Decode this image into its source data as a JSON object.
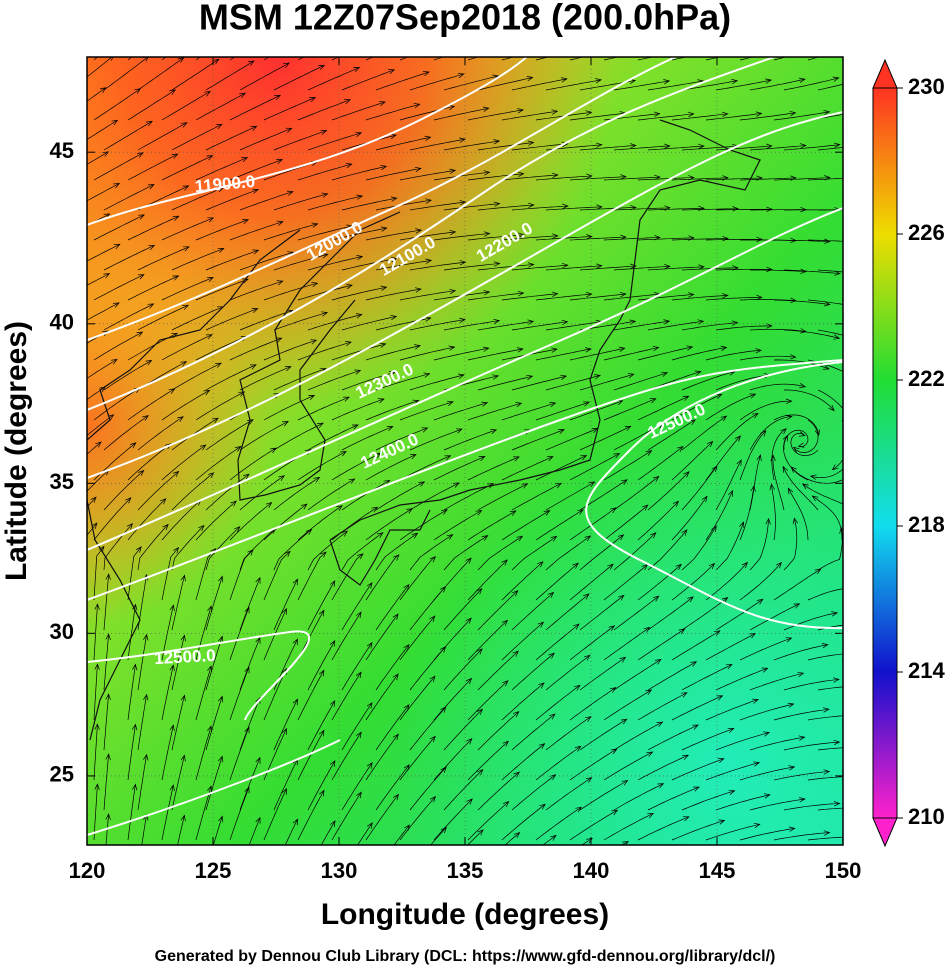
{
  "header": {
    "title": "MSM 12Z07Sep2018 (200.0hPa)"
  },
  "map": {
    "xlabel": "Longitude (degrees)",
    "ylabel": "Latitude  (degrees)",
    "xlim": [
      120,
      150
    ],
    "ylim": [
      22.5,
      47.6
    ],
    "xticks": [
      120,
      125,
      130,
      135,
      140,
      145,
      150
    ],
    "yticks": [
      25,
      30,
      35,
      40,
      45
    ],
    "grid": true,
    "contour_labels": [
      "11900.0",
      "12000.0",
      "12100.0",
      "12200.0",
      "12300.0",
      "12400.0",
      "12500.0",
      "12500.0"
    ]
  },
  "colorbar": {
    "lim": [
      210,
      230
    ],
    "ticks": [
      210,
      214,
      218,
      222,
      226,
      230
    ],
    "colors": [
      "#ff22cc",
      "#1111cc",
      "#11ddee",
      "#22dd33",
      "#eedd00",
      "#ff3322"
    ]
  },
  "footer": "Generated by Dennou Club Library (DCL: https://www.gfd-dennou.org/library/dcl/)"
}
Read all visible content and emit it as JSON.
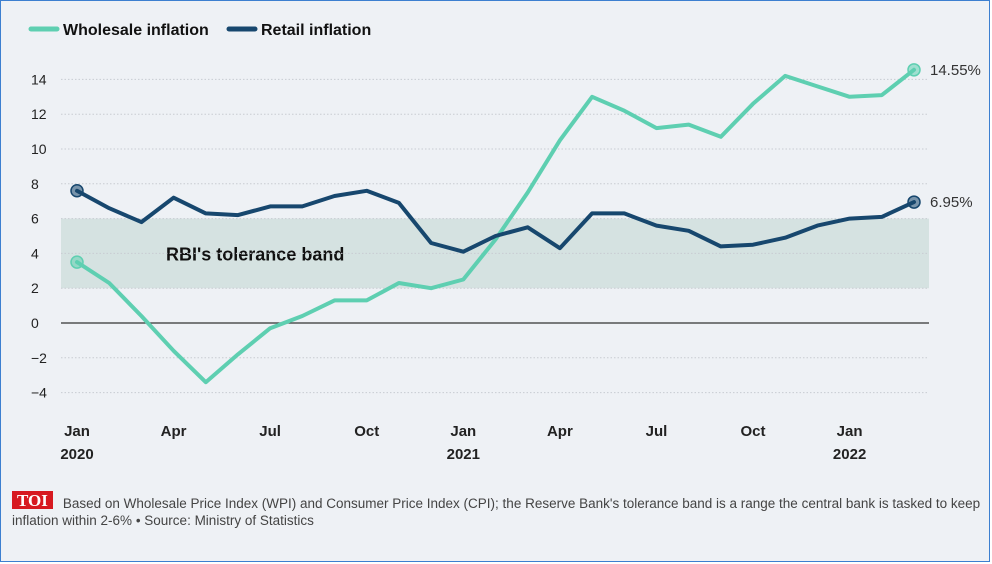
{
  "chart_data": {
    "type": "line",
    "title": "",
    "xlabel": "",
    "ylabel": "",
    "ylim": [
      -4,
      14
    ],
    "yticks": [
      14,
      12,
      10,
      8,
      6,
      4,
      2,
      0,
      -2,
      -4
    ],
    "xtick_labels": [
      {
        "month": 0,
        "line1": "Jan",
        "line2": "2020"
      },
      {
        "month": 3,
        "line1": "Apr",
        "line2": ""
      },
      {
        "month": 6,
        "line1": "Jul",
        "line2": ""
      },
      {
        "month": 9,
        "line1": "Oct",
        "line2": ""
      },
      {
        "month": 12,
        "line1": "Jan",
        "line2": "2021"
      },
      {
        "month": 15,
        "line1": "Apr",
        "line2": ""
      },
      {
        "month": 18,
        "line1": "Jul",
        "line2": ""
      },
      {
        "month": 21,
        "line1": "Oct",
        "line2": ""
      },
      {
        "month": 24,
        "line1": "Jan",
        "line2": "2022"
      }
    ],
    "x_months": [
      "Jan 2020",
      "Feb 2020",
      "Mar 2020",
      "Apr 2020",
      "May 2020",
      "Jun 2020",
      "Jul 2020",
      "Aug 2020",
      "Sep 2020",
      "Oct 2020",
      "Nov 2020",
      "Dec 2020",
      "Jan 2021",
      "Feb 2021",
      "Mar 2021",
      "Apr 2021",
      "May 2021",
      "Jun 2021",
      "Jul 2021",
      "Aug 2021",
      "Sep 2021",
      "Oct 2021",
      "Nov 2021",
      "Dec 2021",
      "Jan 2022",
      "Feb 2022",
      "Mar 2022"
    ],
    "series": [
      {
        "name": "Wholesale inflation",
        "color": "#5ecfb1",
        "values": [
          3.5,
          2.3,
          0.4,
          -1.6,
          -3.4,
          -1.8,
          -0.3,
          0.4,
          1.3,
          1.3,
          2.3,
          2.0,
          2.5,
          4.8,
          7.5,
          10.5,
          13.0,
          12.2,
          11.2,
          11.4,
          10.7,
          12.6,
          14.2,
          13.6,
          13.0,
          13.1,
          14.55
        ],
        "end_label": "14.55%"
      },
      {
        "name": "Retail inflation",
        "color": "#17476e",
        "values": [
          7.6,
          6.6,
          5.8,
          7.2,
          6.3,
          6.2,
          6.7,
          6.7,
          7.3,
          7.6,
          6.9,
          4.6,
          4.1,
          5.0,
          5.5,
          4.3,
          6.3,
          6.3,
          5.6,
          5.3,
          4.4,
          4.5,
          4.9,
          5.6,
          6.0,
          6.1,
          6.95
        ],
        "end_label": "6.95%"
      }
    ],
    "band": {
      "label": "RBI's tolerance band",
      "from": 2,
      "to": 6,
      "color": "#d5e2e1"
    },
    "legend_position": "top-left",
    "grid": true
  },
  "footer": {
    "logo_text": "TOI",
    "note": "Based on Wholesale Price Index (WPI) and Consumer Price Index (CPI); the Reserve Bank's tolerance band is a range the central bank is tasked to keep inflation within 2-6% • Source: Ministry of Statistics"
  }
}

==============================

**Work instructions:**
The records above must be transcribed exactly. Pictures are left out of the copy.

**Written reply:**
Decode this image into its source data as a JSON object.
{
  "header": {
    "title": "MSM 12Z07Sep2018 (200.0hPa)"
  },
  "map": {
    "xlabel": "Longitude (degrees)",
    "ylabel": "Latitude  (degrees)",
    "xlim": [
      120,
      150
    ],
    "ylim": [
      22.5,
      47.6
    ],
    "xticks": [
      120,
      125,
      130,
      135,
      140,
      145,
      150
    ],
    "yticks": [
      25,
      30,
      35,
      40,
      45
    ],
    "grid": true,
    "contour_labels": [
      "11900.0",
      "12000.0",
      "12100.0",
      "12200.0",
      "12300.0",
      "12400.0",
      "12500.0",
      "12500.0"
    ]
  },
  "colorbar": {
    "lim": [
      210,
      230
    ],
    "ticks": [
      210,
      214,
      218,
      222,
      226,
      230
    ],
    "colors": [
      "#ff22cc",
      "#1111cc",
      "#11ddee",
      "#22dd33",
      "#eedd00",
      "#ff3322"
    ]
  },
  "footer": "Generated by Dennou Club Library (DCL: https://www.gfd-dennou.org/library/dcl/)"
}
Read all visible content and emit it as JSON.
{
  "chart_data": {
    "type": "line",
    "title": "",
    "xlabel": "",
    "ylabel": "",
    "ylim": [
      -4,
      14
    ],
    "yticks": [
      14,
      12,
      10,
      8,
      6,
      4,
      2,
      0,
      -2,
      -4
    ],
    "xtick_labels": [
      {
        "month": 0,
        "line1": "Jan",
        "line2": "2020"
      },
      {
        "month": 3,
        "line1": "Apr",
        "line2": ""
      },
      {
        "month": 6,
        "line1": "Jul",
        "line2": ""
      },
      {
        "month": 9,
        "line1": "Oct",
        "line2": ""
      },
      {
        "month": 12,
        "line1": "Jan",
        "line2": "2021"
      },
      {
        "month": 15,
        "line1": "Apr",
        "line2": ""
      },
      {
        "month": 18,
        "line1": "Jul",
        "line2": ""
      },
      {
        "month": 21,
        "line1": "Oct",
        "line2": ""
      },
      {
        "month": 24,
        "line1": "Jan",
        "line2": "2022"
      }
    ],
    "x_months": [
      "Jan 2020",
      "Feb 2020",
      "Mar 2020",
      "Apr 2020",
      "May 2020",
      "Jun 2020",
      "Jul 2020",
      "Aug 2020",
      "Sep 2020",
      "Oct 2020",
      "Nov 2020",
      "Dec 2020",
      "Jan 2021",
      "Feb 2021",
      "Mar 2021",
      "Apr 2021",
      "May 2021",
      "Jun 2021",
      "Jul 2021",
      "Aug 2021",
      "Sep 2021",
      "Oct 2021",
      "Nov 2021",
      "Dec 2021",
      "Jan 2022",
      "Feb 2022",
      "Mar 2022"
    ],
    "series": [
      {
        "name": "Wholesale inflation",
        "color": "#5ecfb1",
        "values": [
          3.5,
          2.3,
          0.4,
          -1.6,
          -3.4,
          -1.8,
          -0.3,
          0.4,
          1.3,
          1.3,
          2.3,
          2.0,
          2.5,
          4.8,
          7.5,
          10.5,
          13.0,
          12.2,
          11.2,
          11.4,
          10.7,
          12.6,
          14.2,
          13.6,
          13.0,
          13.1,
          14.55
        ],
        "end_label": "14.55%"
      },
      {
        "name": "Retail inflation",
        "color": "#17476e",
        "values": [
          7.6,
          6.6,
          5.8,
          7.2,
          6.3,
          6.2,
          6.7,
          6.7,
          7.3,
          7.6,
          6.9,
          4.6,
          4.1,
          5.0,
          5.5,
          4.3,
          6.3,
          6.3,
          5.6,
          5.3,
          4.4,
          4.5,
          4.9,
          5.6,
          6.0,
          6.1,
          6.95
        ],
        "end_label": "6.95%"
      }
    ],
    "band": {
      "label": "RBI's tolerance band",
      "from": 2,
      "to": 6,
      "color": "#d5e2e1"
    },
    "legend_position": "top-left",
    "grid": true
  },
  "footer": {
    "logo_text": "TOI",
    "note": "Based on Wholesale Price Index (WPI) and Consumer Price Index (CPI); the Reserve Bank's tolerance band is a range the central bank is tasked to keep inflation within 2-6% • Source: Ministry of Statistics"
  }
}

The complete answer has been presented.